## [DIRECTIONS FOR THIS TASK]
Retype the listing that follows, exactly as written.

## [EXCERPTED DATA]
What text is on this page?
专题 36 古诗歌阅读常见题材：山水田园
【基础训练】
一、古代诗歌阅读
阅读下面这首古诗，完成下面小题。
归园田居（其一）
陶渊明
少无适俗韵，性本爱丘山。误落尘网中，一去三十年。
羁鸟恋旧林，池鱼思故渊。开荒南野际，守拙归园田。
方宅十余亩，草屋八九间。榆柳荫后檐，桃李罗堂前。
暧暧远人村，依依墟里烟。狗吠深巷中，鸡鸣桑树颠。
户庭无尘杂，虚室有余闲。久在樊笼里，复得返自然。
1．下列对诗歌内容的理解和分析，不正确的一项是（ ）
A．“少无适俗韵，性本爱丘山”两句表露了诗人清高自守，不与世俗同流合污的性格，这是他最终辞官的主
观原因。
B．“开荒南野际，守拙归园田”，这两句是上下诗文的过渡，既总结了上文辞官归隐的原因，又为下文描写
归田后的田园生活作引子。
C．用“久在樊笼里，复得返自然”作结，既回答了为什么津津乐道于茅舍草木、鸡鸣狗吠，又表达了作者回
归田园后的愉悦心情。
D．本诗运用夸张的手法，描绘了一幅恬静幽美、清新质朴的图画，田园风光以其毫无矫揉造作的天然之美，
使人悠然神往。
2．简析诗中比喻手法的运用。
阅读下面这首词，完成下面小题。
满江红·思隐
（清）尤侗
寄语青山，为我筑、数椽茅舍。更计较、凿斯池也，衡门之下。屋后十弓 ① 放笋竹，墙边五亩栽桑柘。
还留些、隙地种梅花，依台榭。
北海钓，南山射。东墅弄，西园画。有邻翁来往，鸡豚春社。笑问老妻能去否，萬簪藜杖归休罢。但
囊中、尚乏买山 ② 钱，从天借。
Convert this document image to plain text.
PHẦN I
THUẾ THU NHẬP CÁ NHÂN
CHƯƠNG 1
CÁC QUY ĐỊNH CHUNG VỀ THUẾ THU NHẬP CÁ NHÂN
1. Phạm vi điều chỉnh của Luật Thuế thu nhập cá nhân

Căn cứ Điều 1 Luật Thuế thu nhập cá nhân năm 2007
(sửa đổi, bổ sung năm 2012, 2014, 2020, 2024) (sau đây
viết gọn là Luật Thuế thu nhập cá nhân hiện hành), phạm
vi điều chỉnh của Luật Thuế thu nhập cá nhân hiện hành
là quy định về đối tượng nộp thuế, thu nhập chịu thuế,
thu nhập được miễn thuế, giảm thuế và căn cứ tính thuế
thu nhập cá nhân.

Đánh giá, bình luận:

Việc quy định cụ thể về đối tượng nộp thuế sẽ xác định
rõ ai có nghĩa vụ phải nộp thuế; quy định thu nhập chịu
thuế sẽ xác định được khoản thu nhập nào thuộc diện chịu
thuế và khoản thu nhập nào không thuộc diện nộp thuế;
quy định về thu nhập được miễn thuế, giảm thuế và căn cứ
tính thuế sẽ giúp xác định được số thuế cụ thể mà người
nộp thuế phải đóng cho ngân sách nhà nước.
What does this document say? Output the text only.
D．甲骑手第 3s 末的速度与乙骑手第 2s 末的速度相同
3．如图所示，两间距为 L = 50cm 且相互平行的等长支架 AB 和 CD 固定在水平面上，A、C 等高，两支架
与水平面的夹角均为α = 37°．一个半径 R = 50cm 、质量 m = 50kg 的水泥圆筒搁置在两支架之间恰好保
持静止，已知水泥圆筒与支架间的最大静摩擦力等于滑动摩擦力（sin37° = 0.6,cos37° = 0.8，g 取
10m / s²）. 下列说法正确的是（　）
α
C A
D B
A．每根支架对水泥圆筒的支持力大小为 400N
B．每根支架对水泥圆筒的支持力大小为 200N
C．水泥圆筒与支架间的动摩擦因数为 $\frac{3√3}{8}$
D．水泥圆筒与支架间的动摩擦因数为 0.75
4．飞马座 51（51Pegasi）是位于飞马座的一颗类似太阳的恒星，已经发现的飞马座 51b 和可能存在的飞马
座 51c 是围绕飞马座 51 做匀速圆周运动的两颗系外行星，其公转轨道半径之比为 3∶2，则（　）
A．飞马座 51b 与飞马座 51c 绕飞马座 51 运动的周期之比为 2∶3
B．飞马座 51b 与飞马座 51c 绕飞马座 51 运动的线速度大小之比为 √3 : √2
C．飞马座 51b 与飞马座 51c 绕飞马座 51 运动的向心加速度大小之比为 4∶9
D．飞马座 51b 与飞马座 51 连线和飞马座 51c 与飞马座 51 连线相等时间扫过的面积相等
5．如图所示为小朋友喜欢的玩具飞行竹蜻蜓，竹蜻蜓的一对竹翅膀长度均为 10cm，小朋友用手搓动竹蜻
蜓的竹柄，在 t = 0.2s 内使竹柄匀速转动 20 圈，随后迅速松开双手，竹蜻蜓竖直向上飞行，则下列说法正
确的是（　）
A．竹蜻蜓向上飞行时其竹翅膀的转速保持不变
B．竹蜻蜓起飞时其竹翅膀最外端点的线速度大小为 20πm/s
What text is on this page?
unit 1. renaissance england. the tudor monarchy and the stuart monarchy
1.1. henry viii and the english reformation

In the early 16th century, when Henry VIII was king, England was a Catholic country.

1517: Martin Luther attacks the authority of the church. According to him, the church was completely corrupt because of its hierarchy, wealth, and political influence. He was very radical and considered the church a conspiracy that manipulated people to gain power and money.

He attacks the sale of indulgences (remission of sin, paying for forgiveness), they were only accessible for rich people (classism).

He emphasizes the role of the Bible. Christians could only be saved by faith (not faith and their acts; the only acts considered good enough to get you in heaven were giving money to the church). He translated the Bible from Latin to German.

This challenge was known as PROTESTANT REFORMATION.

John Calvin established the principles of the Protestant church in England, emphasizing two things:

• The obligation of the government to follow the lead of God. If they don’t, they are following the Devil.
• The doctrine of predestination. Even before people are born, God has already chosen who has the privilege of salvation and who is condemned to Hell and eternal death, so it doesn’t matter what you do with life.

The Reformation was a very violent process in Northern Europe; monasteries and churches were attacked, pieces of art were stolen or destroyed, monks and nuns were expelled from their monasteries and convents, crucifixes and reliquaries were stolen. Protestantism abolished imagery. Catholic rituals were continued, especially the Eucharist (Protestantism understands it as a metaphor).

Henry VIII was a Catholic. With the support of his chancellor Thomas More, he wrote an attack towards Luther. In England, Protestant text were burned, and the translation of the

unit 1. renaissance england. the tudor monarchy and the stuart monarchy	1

## [FULL OUTPUT]
What text is on this page?
专题 36 古诗歌阅读常见题材：山水田园
【基础训练】
一、古代诗歌阅读
阅读下面这首古诗，完成下面小题。
归园田居（其一）
陶渊明
少无适俗韵，性本爱丘山。误落尘网中，一去三十年。
羁鸟恋旧林，池鱼思故渊。开荒南野际，守拙归园田。
方宅十余亩，草屋八九间。榆柳荫后檐，桃李罗堂前。
暧暧远人村，依依墟里烟。狗吠深巷中，鸡鸣桑树颠。
户庭无尘杂，虚室有余闲。久在樊笼里，复得返自然。
1．下列对诗歌内容的理解和分析，不正确的一项是（ ）
A．“少无适俗韵，性本爱丘山”两句表露了诗人清高自守，不与世俗同流合污的性格，这是他最终辞官的主
观原因。
B．“开荒南野际，守拙归园田”，这两句是上下诗文的过渡，既总结了上文辞官归隐的原因，又为下文描写
归田后的田园生活作引子。
C．用“久在樊笼里，复得返自然”作结，既回答了为什么津津乐道于茅舍草木、鸡鸣狗吠，又表达了作者回
归田园后的愉悦心情。
D．本诗运用夸张的手法，描绘了一幅恬静幽美、清新质朴的图画，田园风光以其毫无矫揉造作的天然之美，
使人悠然神往。
2．简析诗中比喻手法的运用。
阅读下面这首词，完成下面小题。
满江红·思隐
（清）尤侗
寄语青山，为我筑、数椽茅舍。更计较、凿斯池也，衡门之下。屋后十弓 ① 放笋竹，墙边五亩栽桑柘。
还留些、隙地种梅花，依台榭。
北海钓，南山射。东墅弄，西园画。有邻翁来往，鸡豚春社。笑问老妻能去否，萬簪藜杖归休罢。但
囊中、尚乏买山 ② 钱，从天借。
Convert this document image to plain text.
PHẦN I
THUẾ THU NHẬP CÁ NHÂN
CHƯƠNG 1
CÁC QUY ĐỊNH CHUNG VỀ THUẾ THU NHẬP CÁ NHÂN
1. Phạm vi điều chỉnh của Luật Thuế thu nhập cá nhân

Căn cứ Điều 1 Luật Thuế thu nhập cá nhân năm 2007
(sửa đổi, bổ sung năm 2012, 2014, 2020, 2024) (sau đây
viết gọn là Luật Thuế thu nhập cá nhân hiện hành), phạm
vi điều chỉnh của Luật Thuế thu nhập cá nhân hiện hành
là quy định về đối tượng nộp thuế, thu nhập chịu thuế,
thu nhập được miễn thuế, giảm thuế và căn cứ tính thuế
thu nhập cá nhân.

Đánh giá, bình luận:

Việc quy định cụ thể về đối tượng nộp thuế sẽ xác định
rõ ai có nghĩa vụ phải nộp thuế; quy định thu nhập chịu
thuế sẽ xác định được khoản thu nhập nào thuộc diện chịu
thuế và khoản thu nhập nào không thuộc diện nộp thuế;
quy định về thu nhập được miễn thuế, giảm thuế và căn cứ
tính thuế sẽ giúp xác định được số thuế cụ thể mà người
nộp thuế phải đóng cho ngân sách nhà nước.
What does this document say? Output the text only.
D．甲骑手第 3s 末的速度与乙骑手第 2s 末的速度相同
3．如图所示，两间距为 L = 50cm 且相互平行的等长支架 AB 和 CD 固定在水平面上，A、C 等高，两支架
与水平面的夹角均为α = 37°．一个半径 R = 50cm 、质量 m = 50kg 的水泥圆筒搁置在两支架之间恰好保
持静止，已知水泥圆筒与支架间的最大静摩擦力等于滑动摩擦力（sin37° = 0.6,cos37° = 0.8，g 取
10m / s²）. 下列说法正确的是（　）
α
C A
D B
A．每根支架对水泥圆筒的支持力大小为 400N
B．每根支架对水泥圆筒的支持力大小为 200N
C．水泥圆筒与支架间的动摩擦因数为 $\frac{3√3}{8}$
D．水泥圆筒与支架间的动摩擦因数为 0.75
4．飞马座 51（51Pegasi）是位于飞马座的一颗类似太阳的恒星，已经发现的飞马座 51b 和可能存在的飞马
座 51c 是围绕飞马座 51 做匀速圆周运动的两颗系外行星，其公转轨道半径之比为 3∶2，则（　）
A．飞马座 51b 与飞马座 51c 绕飞马座 51 运动的周期之比为 2∶3
B．飞马座 51b 与飞马座 51c 绕飞马座 51 运动的线速度大小之比为 √3 : √2
C．飞马座 51b 与飞马座 51c 绕飞马座 51 运动的向心加速度大小之比为 4∶9
D．飞马座 51b 与飞马座 51 连线和飞马座 51c 与飞马座 51 连线相等时间扫过的面积相等
5．如图所示为小朋友喜欢的玩具飞行竹蜻蜓，竹蜻蜓的一对竹翅膀长度均为 10cm，小朋友用手搓动竹蜻
蜓的竹柄，在 t = 0.2s 内使竹柄匀速转动 20 圈，随后迅速松开双手，竹蜻蜓竖直向上飞行，则下列说法正
确的是（　）
A．竹蜻蜓向上飞行时其竹翅膀的转速保持不变
B．竹蜻蜓起飞时其竹翅膀最外端点的线速度大小为 20πm/s
What text is on this page?
unit 1. renaissance england. the tudor monarchy and the stuart monarchy
1.1. henry viii and the english reformation

In the early 16th century, when Henry VIII was king, England was a Catholic country.

1517: Martin Luther attacks the authority of the church. According to him, the church was completely corrupt because of its hierarchy, wealth, and political influence. He was very radical and considered the church a conspiracy that manipulated people to gain power and money.

He attacks the sale of indulgences (remission of sin, paying for forgiveness), they were only accessible for rich people (classism).

He emphasizes the role of the Bible. Christians could only be saved by faith (not faith and their acts; the only acts considered good enough to get you in heaven were giving money to the church). He translated the Bible from Latin to German.

This challenge was known as PROTESTANT REFORMATION.

John Calvin established the principles of the Protestant church in England, emphasizing two things:

• The obligation of the government to follow the lead of God. If they don’t, they are following the Devil.
• The doctrine of predestination. Even before people are born, God has already chosen who has the privilege of salvation and who is condemned to Hell and eternal death, so it doesn’t matter what you do with life.

The Reformation was a very violent process in Northern Europe; monasteries and churches were attacked, pieces of art were stolen or destroyed, monks and nuns were expelled from their monasteries and convents, crucifixes and reliquaries were stolen. Protestantism abolished imagery. Catholic rituals were continued, especially the Eucharist (Protestantism understands it as a metaphor).

Henry VIII was a Catholic. With the support of his chancellor Thomas More, he wrote an attack towards Luther. In England, Protestant text were burned, and the translation of the

unit 1. renaissance england. the tudor monarchy and the stuart monarchy	1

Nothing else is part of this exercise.